Data:
◆ ◆ ◆ ◆

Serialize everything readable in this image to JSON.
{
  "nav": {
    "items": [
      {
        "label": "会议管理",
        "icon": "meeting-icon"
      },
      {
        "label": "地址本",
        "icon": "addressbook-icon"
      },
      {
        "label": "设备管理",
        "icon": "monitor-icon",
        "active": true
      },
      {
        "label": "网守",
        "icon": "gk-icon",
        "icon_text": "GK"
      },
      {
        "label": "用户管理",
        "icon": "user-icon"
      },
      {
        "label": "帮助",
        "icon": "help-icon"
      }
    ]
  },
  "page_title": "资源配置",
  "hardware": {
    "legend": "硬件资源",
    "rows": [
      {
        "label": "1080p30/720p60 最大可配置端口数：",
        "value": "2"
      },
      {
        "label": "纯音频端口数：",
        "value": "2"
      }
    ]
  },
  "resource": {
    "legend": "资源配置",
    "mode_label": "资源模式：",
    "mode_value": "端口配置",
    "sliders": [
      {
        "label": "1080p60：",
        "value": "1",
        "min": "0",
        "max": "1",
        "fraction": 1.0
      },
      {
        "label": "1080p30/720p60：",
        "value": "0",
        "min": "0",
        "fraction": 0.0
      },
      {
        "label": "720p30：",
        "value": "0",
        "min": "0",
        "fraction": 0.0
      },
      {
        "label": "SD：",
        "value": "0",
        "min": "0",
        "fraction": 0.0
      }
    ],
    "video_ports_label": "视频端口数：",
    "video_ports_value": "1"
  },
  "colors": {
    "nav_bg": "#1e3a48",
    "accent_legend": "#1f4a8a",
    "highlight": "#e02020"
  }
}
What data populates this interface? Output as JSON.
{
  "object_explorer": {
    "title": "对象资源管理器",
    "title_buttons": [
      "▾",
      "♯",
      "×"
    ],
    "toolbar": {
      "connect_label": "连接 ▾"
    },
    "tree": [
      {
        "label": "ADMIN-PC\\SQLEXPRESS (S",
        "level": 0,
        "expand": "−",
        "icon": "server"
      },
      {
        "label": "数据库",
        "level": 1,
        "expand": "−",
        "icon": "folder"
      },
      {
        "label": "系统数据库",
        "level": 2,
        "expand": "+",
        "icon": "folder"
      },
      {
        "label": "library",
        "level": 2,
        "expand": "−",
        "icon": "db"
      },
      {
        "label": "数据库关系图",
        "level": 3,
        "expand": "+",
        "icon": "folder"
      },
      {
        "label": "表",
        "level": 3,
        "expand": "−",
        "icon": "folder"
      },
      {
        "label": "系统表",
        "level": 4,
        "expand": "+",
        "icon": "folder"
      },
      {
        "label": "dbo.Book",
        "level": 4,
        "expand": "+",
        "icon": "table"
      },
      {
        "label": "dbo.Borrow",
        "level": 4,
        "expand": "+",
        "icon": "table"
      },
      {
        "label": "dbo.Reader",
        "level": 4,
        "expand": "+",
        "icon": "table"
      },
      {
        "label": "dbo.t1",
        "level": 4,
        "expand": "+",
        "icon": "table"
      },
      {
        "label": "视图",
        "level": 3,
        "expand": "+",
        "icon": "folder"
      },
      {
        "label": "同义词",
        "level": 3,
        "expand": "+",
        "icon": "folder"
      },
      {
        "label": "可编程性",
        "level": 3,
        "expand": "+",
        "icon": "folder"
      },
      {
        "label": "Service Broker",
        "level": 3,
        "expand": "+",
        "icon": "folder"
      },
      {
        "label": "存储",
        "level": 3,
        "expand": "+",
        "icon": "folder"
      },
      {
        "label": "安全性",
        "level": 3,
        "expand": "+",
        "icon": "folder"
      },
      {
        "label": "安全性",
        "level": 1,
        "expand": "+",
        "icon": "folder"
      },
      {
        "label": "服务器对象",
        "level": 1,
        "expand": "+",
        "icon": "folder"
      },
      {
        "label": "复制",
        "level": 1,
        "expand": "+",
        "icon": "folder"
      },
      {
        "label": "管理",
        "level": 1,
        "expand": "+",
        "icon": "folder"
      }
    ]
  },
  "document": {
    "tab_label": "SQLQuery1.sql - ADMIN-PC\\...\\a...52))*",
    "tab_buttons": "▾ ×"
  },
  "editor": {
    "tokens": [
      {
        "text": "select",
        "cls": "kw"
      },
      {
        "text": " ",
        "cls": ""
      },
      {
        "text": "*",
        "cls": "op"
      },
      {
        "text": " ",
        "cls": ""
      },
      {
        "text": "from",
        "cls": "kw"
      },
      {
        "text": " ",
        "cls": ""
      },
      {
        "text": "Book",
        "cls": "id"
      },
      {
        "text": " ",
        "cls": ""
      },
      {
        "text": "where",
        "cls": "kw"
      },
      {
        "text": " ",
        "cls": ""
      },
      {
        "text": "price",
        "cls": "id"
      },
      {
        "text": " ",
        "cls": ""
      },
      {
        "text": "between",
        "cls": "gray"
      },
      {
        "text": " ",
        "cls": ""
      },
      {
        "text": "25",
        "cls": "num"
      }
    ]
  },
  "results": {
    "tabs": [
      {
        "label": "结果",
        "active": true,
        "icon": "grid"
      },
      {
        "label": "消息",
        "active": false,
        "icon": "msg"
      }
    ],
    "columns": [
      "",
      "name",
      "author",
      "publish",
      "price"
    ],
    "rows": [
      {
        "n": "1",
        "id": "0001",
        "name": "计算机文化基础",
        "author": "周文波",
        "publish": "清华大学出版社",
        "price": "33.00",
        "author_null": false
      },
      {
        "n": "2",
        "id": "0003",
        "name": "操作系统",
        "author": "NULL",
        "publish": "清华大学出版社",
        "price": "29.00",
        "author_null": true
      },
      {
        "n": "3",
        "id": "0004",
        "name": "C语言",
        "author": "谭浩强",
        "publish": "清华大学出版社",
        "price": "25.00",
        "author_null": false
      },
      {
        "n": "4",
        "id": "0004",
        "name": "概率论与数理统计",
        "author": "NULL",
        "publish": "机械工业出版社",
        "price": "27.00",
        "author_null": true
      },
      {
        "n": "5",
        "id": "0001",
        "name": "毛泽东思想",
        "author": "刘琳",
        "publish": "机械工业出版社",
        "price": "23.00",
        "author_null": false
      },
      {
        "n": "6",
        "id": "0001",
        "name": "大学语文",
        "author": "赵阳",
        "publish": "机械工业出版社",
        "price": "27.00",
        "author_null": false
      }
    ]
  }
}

◆ ◆ ◆ ◆

What you should do: Reproduce the data in its entirety, matching each character.

Output:
Serialize everything readable in this image to JSON.
{
  "nav": {
    "items": [
      {
        "label": "会议管理",
        "icon": "meeting-icon"
      },
      {
        "label": "地址本",
        "icon": "addressbook-icon"
      },
      {
        "label": "设备管理",
        "icon": "monitor-icon",
        "active": true
      },
      {
        "label": "网守",
        "icon": "gk-icon",
        "icon_text": "GK"
      },
      {
        "label": "用户管理",
        "icon": "user-icon"
      },
      {
        "label": "帮助",
        "icon": "help-icon"
      }
    ]
  },
  "page_title": "资源配置",
  "hardware": {
    "legend": "硬件资源",
    "rows": [
      {
        "label": "1080p30/720p60 最大可配置端口数：",
        "value": "2"
      },
      {
        "label": "纯音频端口数：",
        "value": "2"
      }
    ]
  },
  "resource": {
    "legend": "资源配置",
    "mode_label": "资源模式：",
    "mode_value": "端口配置",
    "sliders": [
      {
        "label": "1080p60：",
        "value": "1",
        "min": "0",
        "max": "1",
        "fraction": 1.0
      },
      {
        "label": "1080p30/720p60：",
        "value": "0",
        "min": "0",
        "fraction": 0.0
      },
      {
        "label": "720p30：",
        "value": "0",
        "min": "0",
        "fraction": 0.0
      },
      {
        "label": "SD：",
        "value": "0",
        "min": "0",
        "fraction": 0.0
      }
    ],
    "video_ports_label": "视频端口数：",
    "video_ports_value": "1"
  },
  "colors": {
    "nav_bg": "#1e3a48",
    "accent_legend": "#1f4a8a",
    "highlight": "#e02020"
  }
}
What data populates this interface? Output as JSON.
{
  "object_explorer": {
    "title": "对象资源管理器",
    "title_buttons": [
      "▾",
      "♯",
      "×"
    ],
    "toolbar": {
      "connect_label": "连接 ▾"
    },
    "tree": [
      {
        "label": "ADMIN-PC\\SQLEXPRESS (S",
        "level": 0,
        "expand": "−",
        "icon": "server"
      },
      {
        "label": "数据库",
        "level": 1,
        "expand": "−",
        "icon": "folder"
      },
      {
        "label": "系统数据库",
        "level": 2,
        "expand": "+",
        "icon": "folder"
      },
      {
        "label": "library",
        "level": 2,
        "expand": "−",
        "icon": "db"
      },
      {
        "label": "数据库关系图",
        "level": 3,
        "expand": "+",
        "icon": "folder"
      },
      {
        "label": "表",
        "level": 3,
        "expand": "−",
        "icon": "folder"
      },
      {
        "label": "系统表",
        "level": 4,
        "expand": "+",
        "icon": "folder"
      },
      {
        "label": "dbo.Book",
        "level": 4,
        "expand": "+",
        "icon": "table"
      },
      {
        "label": "dbo.Borrow",
        "level": 4,
        "expand": "+",
        "icon": "table"
      },
      {
        "label": "dbo.Reader",
        "level": 4,
        "expand": "+",
        "icon": "table"
      },
      {
        "label": "dbo.t1",
        "level": 4,
        "expand": "+",
        "icon": "table"
      },
      {
        "label": "视图",
        "level": 3,
        "expand": "+",
        "icon": "folder"
      },
      {
        "label": "同义词",
        "level": 3,
        "expand": "+",
        "icon": "folder"
      },
      {
        "label": "可编程性",
        "level": 3,
        "expand": "+",
        "icon": "folder"
      },
      {
        "label": "Service Broker",
        "level": 3,
        "expand": "+",
        "icon": "folder"
      },
      {
        "label": "存储",
        "level": 3,
        "expand": "+",
        "icon": "folder"
      },
      {
        "label": "安全性",
        "level": 3,
        "expand": "+",
        "icon": "folder"
      },
      {
        "label": "安全性",
        "level": 1,
        "expand": "+",
        "icon": "folder"
      },
      {
        "label": "服务器对象",
        "level": 1,
        "expand": "+",
        "icon": "folder"
      },
      {
        "label": "复制",
        "level": 1,
        "expand": "+",
        "icon": "folder"
      },
      {
        "label": "管理",
        "level": 1,
        "expand": "+",
        "icon": "folder"
      }
    ]
  },
  "document": {
    "tab_label": "SQLQuery1.sql - ADMIN-PC\\...\\a...52))*",
    "tab_buttons": "▾ ×"
  },
  "editor": {
    "tokens": [
      {
        "text": "select",
        "cls": "kw"
      },
      {
        "text": " ",
        "cls": ""
      },
      {
        "text": "*",
        "cls": "op"
      },
      {
        "text": " ",
        "cls": ""
      },
      {
        "text": "from",
        "cls": "kw"
      },
      {
        "text": " ",
        "cls": ""
      },
      {
        "text": "Book",
        "cls": "id"
      },
      {
        "text": " ",
        "cls": ""
      },
      {
        "text": "where",
        "cls": "kw"
      },
      {
        "text": " ",
        "cls": ""
      },
      {
        "text": "price",
        "cls": "id"
      },
      {
        "text": " ",
        "cls": ""
      },
      {
        "text": "between",
        "cls": "gray"
      },
      {
        "text": " ",
        "cls": ""
      },
      {
        "text": "25",
        "cls": "num"
      }
    ]
  },
  "results": {
    "tabs": [
      {
        "label": "结果",
        "active": true,
        "icon": "grid"
      },
      {
        "label": "消息",
        "active": false,
        "icon": "msg"
      }
    ],
    "columns": [
      "",
      "name",
      "author",
      "publish",
      "price"
    ],
    "rows": [
      {
        "n": "1",
        "id": "0001",
        "name": "计算机文化基础",
        "author": "周文波",
        "publish": "清华大学出版社",
        "price": "33.00",
        "author_null": false
      },
      {
        "n": "2",
        "id": "0003",
        "name": "操作系统",
        "author": "NULL",
        "publish": "清华大学出版社",
        "price": "29.00",
        "author_null": true
      },
      {
        "n": "3",
        "id": "0004",
        "name": "C语言",
        "author": "谭浩强",
        "publish": "清华大学出版社",
        "price": "25.00",
        "author_null": false
      },
      {
        "n": "4",
        "id": "0004",
        "name": "概率论与数理统计",
        "author": "NULL",
        "publish": "机械工业出版社",
        "price": "27.00",
        "author_null": true
      },
      {
        "n": "5",
        "id": "0001",
        "name": "毛泽东思想",
        "author": "刘琳",
        "publish": "机械工业出版社",
        "price": "23.00",
        "author_null": false
      },
      {
        "n": "6",
        "id": "0001",
        "name": "大学语文",
        "author": "赵阳",
        "publish": "机械工业出版社",
        "price": "27.00",
        "author_null": false
      }
    ]
  }
}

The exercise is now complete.